• **PROBLEM DESCRIPTION**
Rewrite each of the entries below with "bbox" changed to "bounding box" and everything else left as it is. Omit the pictures from your answer.

• **RAW DATA**
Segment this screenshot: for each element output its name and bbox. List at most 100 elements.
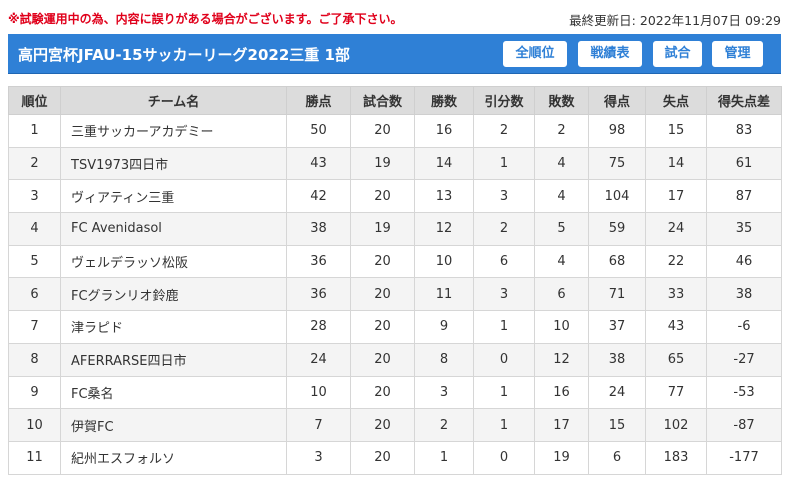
table-row: 5 ヴェルデラッソ松阪 36 20 10 6 4 68 22 46 <box>8 244 782 279</box>
cell-played: 20 <box>350 244 415 279</box>
cell-goals-against: 14 <box>645 146 707 181</box>
cell-losses: 19 <box>534 440 589 475</box>
cell-wins: 1 <box>414 440 474 475</box>
cell-wins: 2 <box>414 408 474 442</box>
league-title: 高円宮杯JFAU-15サッカーリーグ2022三重 1部 <box>18 46 350 64</box>
cell-team-name: FC桑名 <box>60 375 287 410</box>
cell-goals-for: 104 <box>588 179 646 214</box>
cell-losses: 2 <box>534 114 589 148</box>
table-row: 2 TSV1973四日市 43 19 14 1 4 75 14 61 <box>8 146 782 181</box>
cell-wins: 14 <box>414 146 474 181</box>
matches-button[interactable]: 試合 <box>653 41 702 67</box>
standings-table: 順位 チーム名 勝点 試合数 勝数 引分数 敗数 得点 失点 得失点差 1 三重サッカーアカデミー 5… <box>8 86 782 475</box>
cell-team-name: ヴェルデラッソ松阪 <box>60 244 287 279</box>
cell-goal-difference: 46 <box>706 244 782 279</box>
cell-rank: 9 <box>8 375 61 410</box>
cell-goal-difference: -53 <box>706 375 782 410</box>
last-updated-label: 最終更新日: <box>569 13 636 28</box>
cell-draws: 0 <box>473 342 535 377</box>
cell-goals-against: 17 <box>645 179 707 214</box>
table-row: 9 FC桑名 10 20 3 1 16 24 77 -53 <box>8 375 782 410</box>
cell-points: 3 <box>286 440 351 475</box>
standings-button[interactable]: 全順位 <box>503 41 567 67</box>
cell-points: 10 <box>286 375 351 410</box>
cell-goals-against: 183 <box>645 440 707 475</box>
cell-losses: 16 <box>534 375 589 410</box>
cell-goals-for: 15 <box>588 408 646 442</box>
table-header-row: 順位 チーム名 勝点 試合数 勝数 引分数 敗数 得点 失点 得失点差 <box>8 86 782 115</box>
table-row: 3 ヴィアティン三重 42 20 13 3 4 104 17 87 <box>8 179 782 214</box>
cell-draws: 3 <box>473 179 535 214</box>
cell-team-name: 三重サッカーアカデミー <box>60 114 287 148</box>
cell-played: 19 <box>350 212 415 246</box>
cell-goals-for: 98 <box>588 114 646 148</box>
cell-team-name: ヴィアティン三重 <box>60 179 287 214</box>
cell-goal-difference: -87 <box>706 408 782 442</box>
results-table-button[interactable]: 戦績表 <box>578 41 642 67</box>
column-header-losses: 敗数 <box>534 86 589 115</box>
cell-goals-against: 15 <box>645 114 707 148</box>
table-row: 1 三重サッカーアカデミー 50 20 16 2 2 98 15 83 <box>8 114 782 148</box>
cell-rank: 8 <box>8 342 61 377</box>
cell-draws: 0 <box>473 440 535 475</box>
cell-wins: 9 <box>414 310 474 344</box>
cell-wins: 3 <box>414 375 474 410</box>
cell-played: 20 <box>350 310 415 344</box>
last-updated: 最終更新日: 2022年11月07日 09:29 <box>569 10 781 29</box>
cell-points: 24 <box>286 342 351 377</box>
cell-goals-for: 68 <box>588 244 646 279</box>
cell-draws: 2 <box>473 114 535 148</box>
cell-rank: 3 <box>8 179 61 214</box>
cell-rank: 7 <box>8 310 61 344</box>
table-row: 11 紀州エスフォルソ 3 20 1 0 19 6 183 -177 <box>8 440 782 475</box>
cell-goal-difference: -177 <box>706 440 782 475</box>
cell-goals-against: 102 <box>645 408 707 442</box>
cell-points: 42 <box>286 179 351 214</box>
admin-button[interactable]: 管理 <box>712 41 763 67</box>
column-header-team-name: チーム名 <box>60 86 287 115</box>
cell-wins: 8 <box>414 342 474 377</box>
cell-losses: 5 <box>534 212 589 246</box>
cell-losses: 4 <box>534 179 589 214</box>
cell-losses: 10 <box>534 310 589 344</box>
cell-played: 20 <box>350 179 415 214</box>
cell-draws: 1 <box>473 375 535 410</box>
cell-draws: 2 <box>473 212 535 246</box>
cell-played: 20 <box>350 408 415 442</box>
cell-goal-difference: 35 <box>706 212 782 246</box>
cell-team-name: AFERRARSE四日市 <box>60 342 287 377</box>
top-bar: ※試験運用中の為、内容に誤りがある場合がございます。ご了承下さい。 最終更新日:… <box>8 8 781 28</box>
cell-wins: 11 <box>414 277 474 312</box>
table-row: 7 津ラピド 28 20 9 1 10 37 43 -6 <box>8 310 782 344</box>
cell-goal-difference: 83 <box>706 114 782 148</box>
last-updated-value: 2022年11月07日 09:29 <box>639 13 781 28</box>
cell-points: 36 <box>286 244 351 279</box>
cell-losses: 4 <box>534 244 589 279</box>
column-header-rank: 順位 <box>8 86 61 115</box>
cell-losses: 6 <box>534 277 589 312</box>
table-row: 6 FCグランリオ鈴鹿 36 20 11 3 6 71 33 38 <box>8 277 782 312</box>
cell-team-name: 伊賀FC <box>60 408 287 442</box>
cell-rank: 1 <box>8 114 61 148</box>
cell-draws: 1 <box>473 146 535 181</box>
column-header-played: 試合数 <box>350 86 415 115</box>
cell-rank: 10 <box>8 408 61 442</box>
cell-goals-for: 37 <box>588 310 646 344</box>
cell-team-name: 紀州エスフォルソ <box>60 440 287 475</box>
cell-goals-against: 22 <box>645 244 707 279</box>
table-row: 10 伊賀FC 7 20 2 1 17 15 102 -87 <box>8 408 782 442</box>
cell-points: 43 <box>286 146 351 181</box>
cell-goal-difference: 87 <box>706 179 782 214</box>
column-header-points: 勝点 <box>286 86 351 115</box>
cell-wins: 16 <box>414 114 474 148</box>
column-header-draws: 引分数 <box>473 86 535 115</box>
cell-points: 36 <box>286 277 351 312</box>
cell-points: 50 <box>286 114 351 148</box>
cell-goal-difference: -27 <box>706 342 782 377</box>
cell-draws: 1 <box>473 310 535 344</box>
column-header-goals-for: 得点 <box>588 86 646 115</box>
cell-played: 20 <box>350 114 415 148</box>
table-body: 1 三重サッカーアカデミー 50 20 16 2 2 98 15 83 2 TSV1973四日市 43 1… <box>8 114 782 475</box>
table-row: 4 FC Avenidasol 38 19 12 2 5 59 24 35 <box>8 212 782 246</box>
cell-wins: 12 <box>414 212 474 246</box>
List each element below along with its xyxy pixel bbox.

• **RESPONSE TO THIS EXERCISE**
Segment this screenshot: for each element output its name and bounding box. List at most 100 elements.
table-row: 5 ヴェルデラッソ松阪 36 20 10 6 4 68 22 46 <box>8 244 782 279</box>
cell-played: 20 <box>350 244 415 279</box>
cell-goals-against: 14 <box>645 146 707 181</box>
cell-losses: 19 <box>534 440 589 475</box>
cell-wins: 1 <box>414 440 474 475</box>
cell-wins: 2 <box>414 408 474 442</box>
league-title: 高円宮杯JFAU-15サッカーリーグ2022三重 1部 <box>18 46 350 64</box>
cell-team-name: FC桑名 <box>60 375 287 410</box>
cell-goals-for: 104 <box>588 179 646 214</box>
cell-losses: 2 <box>534 114 589 148</box>
table-row: 2 TSV1973四日市 43 19 14 1 4 75 14 61 <box>8 146 782 181</box>
cell-wins: 14 <box>414 146 474 181</box>
matches-button[interactable]: 試合 <box>653 41 702 67</box>
standings-table: 順位 チーム名 勝点 試合数 勝数 引分数 敗数 得点 失点 得失点差 1 三重サッカーアカデミー 5… <box>8 86 782 475</box>
cell-team-name: ヴェルデラッソ松阪 <box>60 244 287 279</box>
cell-goal-difference: 46 <box>706 244 782 279</box>
cell-rank: 9 <box>8 375 61 410</box>
cell-goal-difference: -53 <box>706 375 782 410</box>
last-updated-label: 最終更新日: <box>569 13 636 28</box>
cell-draws: 0 <box>473 342 535 377</box>
cell-goals-against: 17 <box>645 179 707 214</box>
table-row: 9 FC桑名 10 20 3 1 16 24 77 -53 <box>8 375 782 410</box>
cell-points: 3 <box>286 440 351 475</box>
standings-button[interactable]: 全順位 <box>503 41 567 67</box>
cell-points: 10 <box>286 375 351 410</box>
cell-goals-against: 183 <box>645 440 707 475</box>
cell-losses: 16 <box>534 375 589 410</box>
cell-goals-for: 15 <box>588 408 646 442</box>
table-header-row: 順位 チーム名 勝点 試合数 勝数 引分数 敗数 得点 失点 得失点差 <box>8 86 782 115</box>
table-row: 3 ヴィアティン三重 42 20 13 3 4 104 17 87 <box>8 179 782 214</box>
cell-draws: 3 <box>473 179 535 214</box>
cell-team-name: 三重サッカーアカデミー <box>60 114 287 148</box>
cell-played: 19 <box>350 212 415 246</box>
cell-goals-for: 98 <box>588 114 646 148</box>
cell-team-name: ヴィアティン三重 <box>60 179 287 214</box>
cell-goal-difference: -87 <box>706 408 782 442</box>
results-table-button[interactable]: 戦績表 <box>578 41 642 67</box>
column-header-losses: 敗数 <box>534 86 589 115</box>
cell-goals-against: 15 <box>645 114 707 148</box>
table-row: 1 三重サッカーアカデミー 50 20 16 2 2 98 15 83 <box>8 114 782 148</box>
cell-rank: 8 <box>8 342 61 377</box>
cell-draws: 0 <box>473 440 535 475</box>
cell-wins: 9 <box>414 310 474 344</box>
cell-wins: 3 <box>414 375 474 410</box>
cell-played: 20 <box>350 310 415 344</box>
last-updated: 最終更新日: 2022年11月07日 09:29 <box>569 10 781 29</box>
cell-points: 24 <box>286 342 351 377</box>
cell-goals-for: 68 <box>588 244 646 279</box>
cell-draws: 2 <box>473 114 535 148</box>
cell-rank: 3 <box>8 179 61 214</box>
cell-rank: 7 <box>8 310 61 344</box>
table-row: 11 紀州エスフォルソ 3 20 1 0 19 6 183 -177 <box>8 440 782 475</box>
cell-goal-difference: -177 <box>706 440 782 475</box>
cell-goals-against: 102 <box>645 408 707 442</box>
cell-points: 42 <box>286 179 351 214</box>
admin-button[interactable]: 管理 <box>712 41 763 67</box>
column-header-team-name: チーム名 <box>60 86 287 115</box>
cell-wins: 8 <box>414 342 474 377</box>
cell-losses: 5 <box>534 212 589 246</box>
cell-losses: 4 <box>534 179 589 214</box>
cell-losses: 10 <box>534 310 589 344</box>
cell-played: 20 <box>350 179 415 214</box>
cell-draws: 1 <box>473 375 535 410</box>
cell-draws: 2 <box>473 212 535 246</box>
cell-played: 20 <box>350 408 415 442</box>
cell-goal-difference: 35 <box>706 212 782 246</box>
cell-team-name: AFERRARSE四日市 <box>60 342 287 377</box>
top-bar: ※試験運用中の為、内容に誤りがある場合がございます。ご了承下さい。 最終更新日:… <box>8 8 781 28</box>
cell-wins: 11 <box>414 277 474 312</box>
table-row: 7 津ラピド 28 20 9 1 10 37 43 -6 <box>8 310 782 344</box>
cell-goal-difference: 83 <box>706 114 782 148</box>
last-updated-value: 2022年11月07日 09:29 <box>639 13 781 28</box>
cell-points: 36 <box>286 244 351 279</box>
cell-losses: 4 <box>534 244 589 279</box>
column-header-rank: 順位 <box>8 86 61 115</box>
cell-losses: 6 <box>534 277 589 312</box>
table-row: 6 FCグランリオ鈴鹿 36 20 11 3 6 71 33 38 <box>8 277 782 312</box>
cell-team-name: 伊賀FC <box>60 408 287 442</box>
cell-rank: 1 <box>8 114 61 148</box>
cell-draws: 1 <box>473 146 535 181</box>
column-header-played: 試合数 <box>350 86 415 115</box>
cell-rank: 10 <box>8 408 61 442</box>
cell-goals-for: 37 <box>588 310 646 344</box>
cell-team-name: 紀州エスフォルソ <box>60 440 287 475</box>
cell-goals-against: 22 <box>645 244 707 279</box>
table-row: 10 伊賀FC 7 20 2 1 17 15 102 -87 <box>8 408 782 442</box>
cell-points: 43 <box>286 146 351 181</box>
cell-goal-difference: 87 <box>706 179 782 214</box>
column-header-points: 勝点 <box>286 86 351 115</box>
cell-wins: 16 <box>414 114 474 148</box>
column-header-draws: 引分数 <box>473 86 535 115</box>
cell-points: 36 <box>286 277 351 312</box>
cell-points: 50 <box>286 114 351 148</box>
cell-goal-difference: -27 <box>706 342 782 377</box>
cell-draws: 1 <box>473 310 535 344</box>
column-header-goals-for: 得点 <box>588 86 646 115</box>
cell-played: 20 <box>350 114 415 148</box>
table-body: 1 三重サッカーアカデミー 50 20 16 2 2 98 15 83 2 TSV1973四日市 43 1… <box>8 114 782 475</box>
table-row: 4 FC Avenidasol 38 19 12 2 5 59 24 35 <box>8 212 782 246</box>
cell-wins: 12 <box>414 212 474 246</box>
List each element below along with its xyxy pixel bounding box.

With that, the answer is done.